#### Short problem:
Reproduce the material in full, exactly as written.

#### Records supplied:

|---|

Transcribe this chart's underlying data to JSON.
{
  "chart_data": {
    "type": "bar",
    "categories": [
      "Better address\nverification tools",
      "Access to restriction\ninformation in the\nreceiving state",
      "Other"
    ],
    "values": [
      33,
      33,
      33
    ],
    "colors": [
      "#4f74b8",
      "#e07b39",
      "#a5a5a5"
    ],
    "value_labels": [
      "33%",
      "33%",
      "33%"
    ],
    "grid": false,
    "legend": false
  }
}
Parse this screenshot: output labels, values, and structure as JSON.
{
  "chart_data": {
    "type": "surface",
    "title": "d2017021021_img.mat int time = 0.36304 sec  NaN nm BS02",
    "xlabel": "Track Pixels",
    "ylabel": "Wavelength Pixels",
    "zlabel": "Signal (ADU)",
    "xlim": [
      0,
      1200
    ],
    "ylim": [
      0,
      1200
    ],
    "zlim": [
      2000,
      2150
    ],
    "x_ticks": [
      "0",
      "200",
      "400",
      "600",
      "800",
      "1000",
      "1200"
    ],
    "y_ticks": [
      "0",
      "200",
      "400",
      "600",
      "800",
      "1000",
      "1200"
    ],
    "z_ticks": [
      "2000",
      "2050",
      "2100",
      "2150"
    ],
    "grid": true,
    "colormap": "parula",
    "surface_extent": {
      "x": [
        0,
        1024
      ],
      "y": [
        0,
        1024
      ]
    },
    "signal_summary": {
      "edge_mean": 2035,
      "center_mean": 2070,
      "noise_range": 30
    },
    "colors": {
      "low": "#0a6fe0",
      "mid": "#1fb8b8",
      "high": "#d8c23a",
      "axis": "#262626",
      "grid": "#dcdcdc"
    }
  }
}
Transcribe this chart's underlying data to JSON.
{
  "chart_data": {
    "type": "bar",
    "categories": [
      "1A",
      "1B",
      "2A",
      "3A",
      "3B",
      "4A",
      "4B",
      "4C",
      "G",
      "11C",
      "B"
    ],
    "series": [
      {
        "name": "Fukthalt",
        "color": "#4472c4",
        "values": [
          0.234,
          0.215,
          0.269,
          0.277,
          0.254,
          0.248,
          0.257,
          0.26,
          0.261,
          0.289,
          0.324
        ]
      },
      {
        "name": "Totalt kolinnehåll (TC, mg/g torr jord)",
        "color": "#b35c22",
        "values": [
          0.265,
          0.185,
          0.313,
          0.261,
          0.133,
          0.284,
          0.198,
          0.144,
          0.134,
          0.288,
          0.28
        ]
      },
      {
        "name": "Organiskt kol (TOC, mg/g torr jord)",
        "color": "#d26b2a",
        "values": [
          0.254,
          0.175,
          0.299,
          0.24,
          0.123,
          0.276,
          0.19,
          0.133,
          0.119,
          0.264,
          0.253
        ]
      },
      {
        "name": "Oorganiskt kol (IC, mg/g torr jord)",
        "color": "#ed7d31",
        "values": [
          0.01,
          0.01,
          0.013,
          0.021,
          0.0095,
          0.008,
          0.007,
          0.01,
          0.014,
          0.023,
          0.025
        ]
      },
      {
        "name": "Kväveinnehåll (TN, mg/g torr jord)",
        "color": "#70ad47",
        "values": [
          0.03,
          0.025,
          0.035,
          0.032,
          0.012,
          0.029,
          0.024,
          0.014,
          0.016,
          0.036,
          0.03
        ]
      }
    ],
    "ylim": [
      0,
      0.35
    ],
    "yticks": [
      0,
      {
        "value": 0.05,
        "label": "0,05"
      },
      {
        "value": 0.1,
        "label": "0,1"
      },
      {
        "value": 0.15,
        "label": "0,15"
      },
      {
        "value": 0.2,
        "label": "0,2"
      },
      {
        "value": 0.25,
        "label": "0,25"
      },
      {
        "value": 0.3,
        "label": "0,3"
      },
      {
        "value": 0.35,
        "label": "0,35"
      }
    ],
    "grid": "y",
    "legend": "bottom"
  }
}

|---|

#### Complete answer:
Transcribe this chart's underlying data to JSON.
{
  "chart_data": {
    "type": "bar",
    "categories": [
      "Better address\nverification tools",
      "Access to restriction\ninformation in the\nreceiving state",
      "Other"
    ],
    "values": [
      33,
      33,
      33
    ],
    "colors": [
      "#4f74b8",
      "#e07b39",
      "#a5a5a5"
    ],
    "value_labels": [
      "33%",
      "33%",
      "33%"
    ],
    "grid": false,
    "legend": false
  }
}
Parse this screenshot: output labels, values, and structure as JSON.
{
  "chart_data": {
    "type": "surface",
    "title": "d2017021021_img.mat int time = 0.36304 sec  NaN nm BS02",
    "xlabel": "Track Pixels",
    "ylabel": "Wavelength Pixels",
    "zlabel": "Signal (ADU)",
    "xlim": [
      0,
      1200
    ],
    "ylim": [
      0,
      1200
    ],
    "zlim": [
      2000,
      2150
    ],
    "x_ticks": [
      "0",
      "200",
      "400",
      "600",
      "800",
      "1000",
      "1200"
    ],
    "y_ticks": [
      "0",
      "200",
      "400",
      "600",
      "800",
      "1000",
      "1200"
    ],
    "z_ticks": [
      "2000",
      "2050",
      "2100",
      "2150"
    ],
    "grid": true,
    "colormap": "parula",
    "surface_extent": {
      "x": [
        0,
        1024
      ],
      "y": [
        0,
        1024
      ]
    },
    "signal_summary": {
      "edge_mean": 2035,
      "center_mean": 2070,
      "noise_range": 30
    },
    "colors": {
      "low": "#0a6fe0",
      "mid": "#1fb8b8",
      "high": "#d8c23a",
      "axis": "#262626",
      "grid": "#dcdcdc"
    }
  }
}
Transcribe this chart's underlying data to JSON.
{
  "chart_data": {
    "type": "bar",
    "categories": [
      "1A",
      "1B",
      "2A",
      "3A",
      "3B",
      "4A",
      "4B",
      "4C",
      "G",
      "11C",
      "B"
    ],
    "series": [
      {
        "name": "Fukthalt",
        "color": "#4472c4",
        "values": [
          0.234,
          0.215,
          0.269,
          0.277,
          0.254,
          0.248,
          0.257,
          0.26,
          0.261,
          0.289,
          0.324
        ]
      },
      {
        "name": "Totalt kolinnehåll (TC, mg/g torr jord)",
        "color": "#b35c22",
        "values": [
          0.265,
          0.185,
          0.313,
          0.261,
          0.133,
          0.284,
          0.198,
          0.144,
          0.134,
          0.288,
          0.28
        ]
      },
      {
        "name": "Organiskt kol (TOC, mg/g torr jord)",
        "color": "#d26b2a",
        "values": [
          0.254,
          0.175,
          0.299,
          0.24,
          0.123,
          0.276,
          0.19,
          0.133,
          0.119,
          0.264,
          0.253
        ]
      },
      {
        "name": "Oorganiskt kol (IC, mg/g torr jord)",
        "color": "#ed7d31",
        "values": [
          0.01,
          0.01,
          0.013,
          0.021,
          0.0095,
          0.008,
          0.007,
          0.01,
          0.014,
          0.023,
          0.025
        ]
      },
      {
        "name": "Kväveinnehåll (TN, mg/g torr jord)",
        "color": "#70ad47",
        "values": [
          0.03,
          0.025,
          0.035,
          0.032,
          0.012,
          0.029,
          0.024,
          0.014,
          0.016,
          0.036,
          0.03
        ]
      }
    ],
    "ylim": [
      0,
      0.35
    ],
    "yticks": [
      0,
      {
        "value": 0.05,
        "label": "0,05"
      },
      {
        "value": 0.1,
        "label": "0,1"
      },
      {
        "value": 0.15,
        "label": "0,15"
      },
      {
        "value": 0.2,
        "label": "0,2"
      },
      {
        "value": 0.25,
        "label": "0,25"
      },
      {
        "value": 0.3,
        "label": "0,3"
      },
      {
        "value": 0.35,
        "label": "0,35"
      }
    ],
    "grid": "y",
    "legend": "bottom"
  }
}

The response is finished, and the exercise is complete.